**WORK INSTRUCTIONS**
Select every line below containing the word "Direttore".

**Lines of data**
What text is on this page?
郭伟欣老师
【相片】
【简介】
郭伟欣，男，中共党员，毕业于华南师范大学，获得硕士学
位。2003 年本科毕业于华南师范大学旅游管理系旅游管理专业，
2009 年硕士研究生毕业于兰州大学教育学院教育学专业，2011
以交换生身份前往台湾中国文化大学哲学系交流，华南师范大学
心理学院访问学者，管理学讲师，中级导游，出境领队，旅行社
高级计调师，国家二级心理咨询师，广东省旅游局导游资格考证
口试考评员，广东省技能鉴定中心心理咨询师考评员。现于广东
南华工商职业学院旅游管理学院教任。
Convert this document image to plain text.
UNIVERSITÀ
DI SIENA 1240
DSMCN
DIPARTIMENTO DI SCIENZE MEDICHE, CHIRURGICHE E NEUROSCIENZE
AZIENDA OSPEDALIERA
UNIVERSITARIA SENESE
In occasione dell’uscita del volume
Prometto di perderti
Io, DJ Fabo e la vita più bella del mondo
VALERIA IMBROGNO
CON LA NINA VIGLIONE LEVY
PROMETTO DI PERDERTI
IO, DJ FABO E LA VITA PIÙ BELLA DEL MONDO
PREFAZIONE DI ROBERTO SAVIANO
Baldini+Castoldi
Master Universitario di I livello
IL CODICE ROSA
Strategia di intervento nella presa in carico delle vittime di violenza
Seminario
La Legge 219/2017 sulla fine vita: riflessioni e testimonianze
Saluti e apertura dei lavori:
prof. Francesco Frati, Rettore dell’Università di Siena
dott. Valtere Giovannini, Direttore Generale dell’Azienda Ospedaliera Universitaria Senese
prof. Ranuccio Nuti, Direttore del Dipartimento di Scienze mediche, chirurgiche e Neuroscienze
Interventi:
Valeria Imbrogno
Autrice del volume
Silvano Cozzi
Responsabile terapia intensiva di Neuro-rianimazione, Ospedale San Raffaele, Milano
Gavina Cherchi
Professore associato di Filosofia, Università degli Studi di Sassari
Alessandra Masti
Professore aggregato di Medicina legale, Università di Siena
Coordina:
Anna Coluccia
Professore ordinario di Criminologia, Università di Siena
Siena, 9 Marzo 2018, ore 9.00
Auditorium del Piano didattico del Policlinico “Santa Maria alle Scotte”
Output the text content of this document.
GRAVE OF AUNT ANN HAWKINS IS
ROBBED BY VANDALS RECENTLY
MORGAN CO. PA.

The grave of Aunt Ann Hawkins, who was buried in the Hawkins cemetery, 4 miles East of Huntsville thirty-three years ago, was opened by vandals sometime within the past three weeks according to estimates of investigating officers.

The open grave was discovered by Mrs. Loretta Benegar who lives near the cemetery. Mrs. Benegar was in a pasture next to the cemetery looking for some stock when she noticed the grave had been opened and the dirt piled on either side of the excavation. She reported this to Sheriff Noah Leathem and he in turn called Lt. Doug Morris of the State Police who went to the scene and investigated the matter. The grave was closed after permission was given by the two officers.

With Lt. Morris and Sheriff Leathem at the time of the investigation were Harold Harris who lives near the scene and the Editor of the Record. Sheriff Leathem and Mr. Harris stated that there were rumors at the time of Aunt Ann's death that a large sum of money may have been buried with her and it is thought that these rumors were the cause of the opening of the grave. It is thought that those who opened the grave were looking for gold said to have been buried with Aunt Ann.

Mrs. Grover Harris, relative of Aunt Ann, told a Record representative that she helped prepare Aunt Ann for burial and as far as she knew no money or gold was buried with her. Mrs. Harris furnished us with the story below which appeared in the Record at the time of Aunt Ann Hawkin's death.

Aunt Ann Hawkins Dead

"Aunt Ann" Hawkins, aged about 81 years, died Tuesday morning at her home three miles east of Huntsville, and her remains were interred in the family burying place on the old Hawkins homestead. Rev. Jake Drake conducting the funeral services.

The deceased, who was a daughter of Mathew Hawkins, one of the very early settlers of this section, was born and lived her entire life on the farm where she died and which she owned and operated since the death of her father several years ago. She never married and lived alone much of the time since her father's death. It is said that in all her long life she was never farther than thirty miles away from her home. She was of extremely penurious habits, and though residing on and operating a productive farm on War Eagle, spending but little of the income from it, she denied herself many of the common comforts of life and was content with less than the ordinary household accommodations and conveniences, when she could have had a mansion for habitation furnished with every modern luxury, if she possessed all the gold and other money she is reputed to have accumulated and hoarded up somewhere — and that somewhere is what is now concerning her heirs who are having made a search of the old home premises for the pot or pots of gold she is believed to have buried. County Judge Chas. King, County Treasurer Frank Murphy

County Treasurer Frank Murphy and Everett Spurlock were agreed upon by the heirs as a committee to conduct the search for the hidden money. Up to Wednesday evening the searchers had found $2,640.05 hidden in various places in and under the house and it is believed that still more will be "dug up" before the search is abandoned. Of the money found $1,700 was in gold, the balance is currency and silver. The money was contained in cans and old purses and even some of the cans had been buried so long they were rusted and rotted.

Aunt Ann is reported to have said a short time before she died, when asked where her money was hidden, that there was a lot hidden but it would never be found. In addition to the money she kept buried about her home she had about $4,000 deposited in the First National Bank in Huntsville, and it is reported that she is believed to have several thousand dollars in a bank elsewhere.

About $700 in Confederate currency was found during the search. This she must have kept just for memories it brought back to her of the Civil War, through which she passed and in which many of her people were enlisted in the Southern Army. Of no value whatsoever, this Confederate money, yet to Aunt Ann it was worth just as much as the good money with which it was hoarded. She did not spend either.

**SOLUTION TO THIS TASK**
dott. Valtere Giovannini, Direttore Generale dell’Azienda Ospedaliera Universitaria Senese
prof. Ranuccio Nuti, Direttore del Dipartimento di Scienze mediche, chirurgiche e Neuroscienze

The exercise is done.